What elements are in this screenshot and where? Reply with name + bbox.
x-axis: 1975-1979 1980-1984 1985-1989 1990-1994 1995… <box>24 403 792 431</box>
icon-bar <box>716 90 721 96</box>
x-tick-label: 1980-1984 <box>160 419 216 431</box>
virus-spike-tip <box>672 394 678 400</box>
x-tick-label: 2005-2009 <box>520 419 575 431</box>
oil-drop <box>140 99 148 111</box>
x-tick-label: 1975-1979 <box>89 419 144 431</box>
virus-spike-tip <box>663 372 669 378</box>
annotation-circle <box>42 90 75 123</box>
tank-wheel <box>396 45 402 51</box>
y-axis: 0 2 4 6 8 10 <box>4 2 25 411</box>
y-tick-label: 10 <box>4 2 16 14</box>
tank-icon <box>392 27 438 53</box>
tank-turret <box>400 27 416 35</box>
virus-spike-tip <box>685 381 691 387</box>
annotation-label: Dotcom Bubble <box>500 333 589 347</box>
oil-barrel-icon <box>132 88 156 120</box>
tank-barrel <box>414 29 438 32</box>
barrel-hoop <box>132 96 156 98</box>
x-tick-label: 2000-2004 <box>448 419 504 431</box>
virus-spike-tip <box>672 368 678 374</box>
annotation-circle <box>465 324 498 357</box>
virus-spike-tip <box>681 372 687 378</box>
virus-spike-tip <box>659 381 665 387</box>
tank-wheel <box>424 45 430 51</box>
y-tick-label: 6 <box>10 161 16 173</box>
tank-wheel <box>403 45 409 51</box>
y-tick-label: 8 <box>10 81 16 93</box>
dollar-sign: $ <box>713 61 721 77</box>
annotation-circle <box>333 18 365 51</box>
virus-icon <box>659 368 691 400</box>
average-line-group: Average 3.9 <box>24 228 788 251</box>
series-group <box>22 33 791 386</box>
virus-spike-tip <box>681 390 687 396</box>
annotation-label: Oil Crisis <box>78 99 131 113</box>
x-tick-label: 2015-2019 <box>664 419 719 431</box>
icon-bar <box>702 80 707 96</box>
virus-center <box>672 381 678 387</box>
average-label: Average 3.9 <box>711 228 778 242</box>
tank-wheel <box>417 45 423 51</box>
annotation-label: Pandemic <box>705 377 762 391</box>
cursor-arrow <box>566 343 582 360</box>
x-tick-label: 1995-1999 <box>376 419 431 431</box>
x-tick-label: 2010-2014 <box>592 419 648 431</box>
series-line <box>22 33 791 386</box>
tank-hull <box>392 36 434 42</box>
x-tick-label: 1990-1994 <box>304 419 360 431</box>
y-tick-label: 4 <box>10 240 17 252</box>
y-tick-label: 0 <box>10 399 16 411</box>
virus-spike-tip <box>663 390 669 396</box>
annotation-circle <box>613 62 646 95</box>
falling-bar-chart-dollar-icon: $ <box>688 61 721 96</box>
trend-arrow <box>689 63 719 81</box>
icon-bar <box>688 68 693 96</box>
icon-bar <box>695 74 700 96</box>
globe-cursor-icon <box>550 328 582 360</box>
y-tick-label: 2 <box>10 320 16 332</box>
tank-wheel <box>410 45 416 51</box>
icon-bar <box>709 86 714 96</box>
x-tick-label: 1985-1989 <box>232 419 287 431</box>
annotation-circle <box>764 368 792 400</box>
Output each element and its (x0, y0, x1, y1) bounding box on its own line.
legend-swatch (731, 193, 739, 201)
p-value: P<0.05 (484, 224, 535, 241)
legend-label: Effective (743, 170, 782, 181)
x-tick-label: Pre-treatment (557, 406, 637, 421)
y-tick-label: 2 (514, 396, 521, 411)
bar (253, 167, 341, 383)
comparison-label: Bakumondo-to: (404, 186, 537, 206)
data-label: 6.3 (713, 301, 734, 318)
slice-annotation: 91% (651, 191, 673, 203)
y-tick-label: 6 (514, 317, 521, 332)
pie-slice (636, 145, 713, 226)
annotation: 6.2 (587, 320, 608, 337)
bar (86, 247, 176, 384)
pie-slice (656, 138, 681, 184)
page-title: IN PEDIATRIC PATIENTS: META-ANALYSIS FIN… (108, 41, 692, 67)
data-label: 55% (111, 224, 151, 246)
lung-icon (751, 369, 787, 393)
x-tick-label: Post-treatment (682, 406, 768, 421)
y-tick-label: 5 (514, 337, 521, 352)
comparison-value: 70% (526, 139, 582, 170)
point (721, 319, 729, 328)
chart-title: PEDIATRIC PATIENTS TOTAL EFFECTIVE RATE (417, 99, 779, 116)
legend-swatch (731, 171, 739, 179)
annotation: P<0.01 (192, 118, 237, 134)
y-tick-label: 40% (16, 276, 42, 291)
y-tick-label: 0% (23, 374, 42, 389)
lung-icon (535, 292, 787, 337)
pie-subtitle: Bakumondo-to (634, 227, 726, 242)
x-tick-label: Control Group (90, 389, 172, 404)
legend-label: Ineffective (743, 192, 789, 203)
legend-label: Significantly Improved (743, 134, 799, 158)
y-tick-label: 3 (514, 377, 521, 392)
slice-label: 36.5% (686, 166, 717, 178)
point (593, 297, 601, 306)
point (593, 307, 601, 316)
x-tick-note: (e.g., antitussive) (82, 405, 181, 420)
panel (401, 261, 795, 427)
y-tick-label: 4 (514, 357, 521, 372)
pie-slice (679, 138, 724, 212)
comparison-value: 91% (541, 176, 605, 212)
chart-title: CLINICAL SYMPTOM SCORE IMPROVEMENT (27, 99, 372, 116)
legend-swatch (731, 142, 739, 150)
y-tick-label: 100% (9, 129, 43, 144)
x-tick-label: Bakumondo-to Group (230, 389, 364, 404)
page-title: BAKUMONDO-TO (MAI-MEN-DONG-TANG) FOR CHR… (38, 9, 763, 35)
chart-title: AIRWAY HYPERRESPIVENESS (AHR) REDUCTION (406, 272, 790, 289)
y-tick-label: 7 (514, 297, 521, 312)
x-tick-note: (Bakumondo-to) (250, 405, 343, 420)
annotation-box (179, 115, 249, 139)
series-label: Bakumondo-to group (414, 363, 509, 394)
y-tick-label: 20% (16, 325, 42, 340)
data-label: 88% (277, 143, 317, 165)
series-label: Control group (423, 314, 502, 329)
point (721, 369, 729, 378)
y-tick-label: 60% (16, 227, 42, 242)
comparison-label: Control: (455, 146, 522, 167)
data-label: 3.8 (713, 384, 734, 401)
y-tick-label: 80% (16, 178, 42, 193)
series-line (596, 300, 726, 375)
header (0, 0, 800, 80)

* * *

:: WORK REQUIRED ::
When the word "swatch" appears in a line of the listing, pull that line out.

:: RESULT OF THIS EXERCISE ::
legend-swatch (731, 193, 739, 201)
legend-swatch (731, 171, 739, 179)
legend-swatch (731, 142, 739, 150)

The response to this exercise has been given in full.